SOURCE DATA:
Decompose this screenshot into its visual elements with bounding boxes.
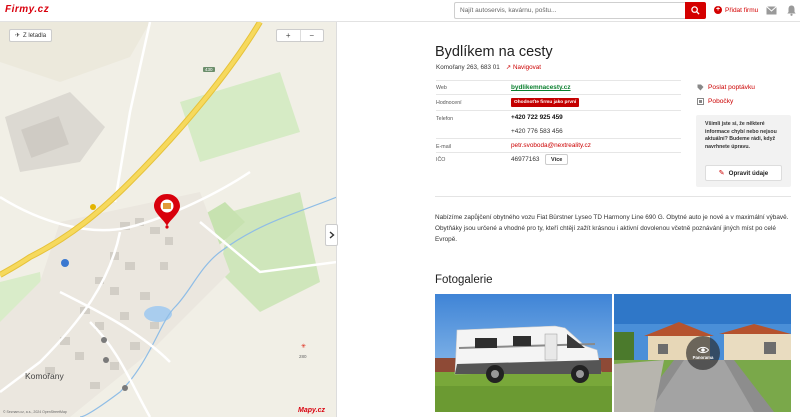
top-header: Firmy.cz + Přidat firmu: [0, 0, 800, 22]
navigate-icon: ↗: [505, 64, 511, 71]
add-firm-link[interactable]: + Přidat firmu: [714, 6, 758, 14]
zoom-in-button[interactable]: +: [277, 30, 301, 41]
web-label: Web: [436, 85, 447, 91]
panorama-label: Panorama: [692, 355, 714, 360]
map-view[interactable]: ✳ 280 ✈ Z letadla + − 430 Komořany © Sez…: [0, 22, 337, 417]
road-number-label: 430: [203, 67, 215, 72]
edit-info-button[interactable]: ✎ Opravit údaje: [705, 165, 782, 181]
search-icon: [691, 6, 700, 15]
more-info-button[interactable]: Více: [545, 154, 569, 165]
collapse-map-button[interactable]: [325, 224, 338, 246]
zoom-out-button[interactable]: −: [301, 30, 324, 41]
gallery-photo-motorhome[interactable]: [435, 294, 612, 412]
gallery-photo-panorama[interactable]: Panorama: [614, 294, 791, 412]
airplane-icon: ✈: [15, 33, 21, 39]
plus-icon: +: [714, 6, 722, 14]
branches-link[interactable]: Pobočky: [697, 98, 733, 105]
row-rating: Hodnocení Ohodnoťte firmu jako první: [436, 94, 681, 110]
edit-info-label: Opravit údaje: [728, 169, 769, 177]
email-link[interactable]: petr.svoboda@nextreality.cz: [511, 142, 591, 149]
mail-icon[interactable]: [766, 6, 777, 15]
branches-label: Pobočky: [708, 98, 734, 105]
business-description: Nabízíme zapůjčení obytného vozu Fiat Bü…: [435, 214, 789, 243]
row-email: E-mail petr.svoboda@nextreality.cz: [436, 138, 681, 152]
map-town-label: Komořany: [25, 371, 64, 381]
section-divider: [435, 196, 791, 197]
panorama-button[interactable]: Panorama: [686, 336, 720, 370]
web-link[interactable]: bydlikemnacesty.cz: [511, 84, 571, 91]
send-inquiry-link[interactable]: Poslat poptávku: [697, 84, 755, 91]
navigate-link[interactable]: ↗ Navigovat: [506, 64, 541, 71]
svg-text:280: 280: [299, 354, 307, 359]
ico-label: IČO: [436, 157, 446, 163]
edit-suggestion-box: Všimli jste si, že některé informace chy…: [696, 115, 791, 187]
zoom-control: + −: [276, 29, 324, 42]
rate-first-button[interactable]: Ohodnoťte firmu jako první: [511, 98, 580, 107]
add-firm-label: Přidat firmu: [725, 6, 759, 14]
phone-label: Telefon: [436, 116, 454, 122]
gallery-title: Fotogalerie: [435, 274, 493, 286]
tag-icon: [697, 84, 704, 91]
phone-secondary[interactable]: +420 776 583 456: [511, 128, 563, 135]
aerial-view-label: Z letadla: [23, 32, 47, 39]
map-canvas[interactable]: ✳ 280: [0, 22, 337, 417]
motorhome-image: [435, 294, 612, 412]
branches-icon: [697, 98, 704, 105]
bell-icon[interactable]: [787, 5, 796, 16]
email-label: E-mail: [436, 144, 452, 150]
chevron-right-icon: [329, 231, 335, 239]
rating-label: Hodnocení: [436, 100, 462, 106]
row-ico: IČO 46977163 Více: [436, 152, 681, 168]
business-title: Bydlíkem na cesty: [435, 44, 553, 60]
search-input[interactable]: [454, 2, 685, 19]
business-address: Komořany 263, 683 01: [436, 64, 500, 71]
mapy-logo[interactable]: Mapy.cz: [298, 407, 325, 414]
eye-icon: [697, 346, 709, 354]
svg-text:✳: ✳: [301, 343, 306, 350]
edit-suggestion-text: Všimli jste si, že některé informace chy…: [705, 121, 777, 150]
send-inquiry-label: Poslat poptávku: [708, 84, 755, 91]
business-address-line: Komořany 263, 683 01 ↗ Navigovat: [436, 64, 541, 71]
search-button[interactable]: [685, 2, 706, 19]
map-copyright: © Seznam.cz, a.s., 2024 OpenStreetMap: [3, 410, 67, 414]
aerial-view-button[interactable]: ✈ Z letadla: [9, 29, 53, 42]
row-web: Web bydlikemnacesty.cz: [436, 80, 681, 94]
firmy-logo[interactable]: Firmy.cz: [5, 4, 49, 15]
row-phone: Telefon +420 722 925 459 +420 776 583 45…: [436, 110, 681, 138]
navigate-label: Navigovat: [513, 64, 542, 71]
pencil-icon: ✎: [718, 170, 725, 177]
phone-primary[interactable]: +420 722 925 459: [511, 114, 563, 121]
ico-value: 46977163: [511, 156, 540, 163]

GIVEN PROBLEM: Reproduce the records above verbatim, line for line, omitting the pictures.

SOLUTION TO THIS TASK:
Decompose this screenshot into its visual elements with bounding boxes.
top-header: Firmy.cz + Přidat firmu: [0, 0, 800, 22]
navigate-icon: ↗: [505, 64, 511, 71]
add-firm-link[interactable]: + Přidat firmu: [714, 6, 758, 14]
zoom-in-button[interactable]: +: [277, 30, 301, 41]
web-label: Web: [436, 85, 447, 91]
panorama-label: Panorama: [692, 355, 714, 360]
map-view[interactable]: ✳ 280 ✈ Z letadla + − 430 Komořany © Sez…: [0, 22, 337, 417]
road-number-label: 430: [203, 67, 215, 72]
edit-info-button[interactable]: ✎ Opravit údaje: [705, 165, 782, 181]
search-icon: [691, 6, 700, 15]
more-info-button[interactable]: Více: [545, 154, 569, 165]
collapse-map-button[interactable]: [325, 224, 338, 246]
zoom-out-button[interactable]: −: [301, 30, 324, 41]
gallery-photo-motorhome[interactable]: [435, 294, 612, 412]
gallery-photo-panorama[interactable]: Panorama: [614, 294, 791, 412]
airplane-icon: ✈: [15, 33, 21, 39]
plus-icon: +: [714, 6, 722, 14]
branches-link[interactable]: Pobočky: [697, 98, 733, 105]
row-rating: Hodnocení Ohodnoťte firmu jako první: [436, 94, 681, 110]
edit-info-label: Opravit údaje: [728, 169, 769, 177]
email-link[interactable]: petr.svoboda@nextreality.cz: [511, 142, 591, 149]
mail-icon[interactable]: [766, 6, 777, 15]
branches-label: Pobočky: [708, 98, 734, 105]
business-description: Nabízíme zapůjčení obytného vozu Fiat Bü…: [435, 214, 789, 243]
row-email: E-mail petr.svoboda@nextreality.cz: [436, 138, 681, 152]
map-town-label: Komořany: [25, 371, 64, 381]
section-divider: [435, 196, 791, 197]
panorama-button[interactable]: Panorama: [686, 336, 720, 370]
web-link[interactable]: bydlikemnacesty.cz: [511, 84, 571, 91]
send-inquiry-link[interactable]: Poslat poptávku: [697, 84, 755, 91]
navigate-link[interactable]: ↗ Navigovat: [506, 64, 541, 71]
svg-text:280: 280: [299, 354, 307, 359]
ico-label: IČO: [436, 157, 446, 163]
edit-suggestion-box: Všimli jste si, že některé informace chy…: [696, 115, 791, 187]
zoom-control: + −: [276, 29, 324, 42]
rate-first-button[interactable]: Ohodnoťte firmu jako první: [511, 98, 580, 107]
add-firm-label: Přidat firmu: [725, 6, 759, 14]
phone-label: Telefon: [436, 116, 454, 122]
gallery-title: Fotogalerie: [435, 274, 493, 286]
tag-icon: [697, 84, 704, 91]
phone-secondary[interactable]: +420 776 583 456: [511, 128, 563, 135]
aerial-view-label: Z letadla: [23, 32, 47, 39]
map-canvas[interactable]: ✳ 280: [0, 22, 337, 417]
motorhome-image: [435, 294, 612, 412]
branches-icon: [697, 98, 704, 105]
bell-icon[interactable]: [787, 5, 796, 16]
email-label: E-mail: [436, 144, 452, 150]
chevron-right-icon: [329, 231, 335, 239]
rating-label: Hodnocení: [436, 100, 462, 106]
row-ico: IČO 46977163 Více: [436, 152, 681, 168]
business-title: Bydlíkem na cesty: [435, 44, 553, 60]
search-input[interactable]: [454, 2, 685, 19]
business-address: Komořany 263, 683 01: [436, 64, 500, 71]
mapy-logo[interactable]: Mapy.cz: [298, 407, 325, 414]
eye-icon: [697, 346, 709, 354]
svg-text:✳: ✳: [301, 343, 306, 350]
edit-suggestion-text: Všimli jste si, že některé informace chy…: [705, 121, 777, 150]
send-inquiry-label: Poslat poptávku: [708, 84, 755, 91]
business-address-line: Komořany 263, 683 01 ↗ Navigovat: [436, 64, 541, 71]
search-button[interactable]: [685, 2, 706, 19]
map-copyright: © Seznam.cz, a.s., 2024 OpenStreetMap: [3, 410, 67, 414]
aerial-view-button[interactable]: ✈ Z letadla: [9, 29, 53, 42]
row-web: Web bydlikemnacesty.cz: [436, 80, 681, 94]
firmy-logo[interactable]: Firmy.cz: [5, 4, 49, 15]
row-phone: Telefon +420 722 925 459 +420 776 583 45…: [436, 110, 681, 138]
navigate-label: Navigovat: [513, 64, 542, 71]
pencil-icon: ✎: [718, 170, 725, 177]
phone-primary[interactable]: +420 722 925 459: [511, 114, 563, 121]
ico-value: 46977163: [511, 156, 540, 163]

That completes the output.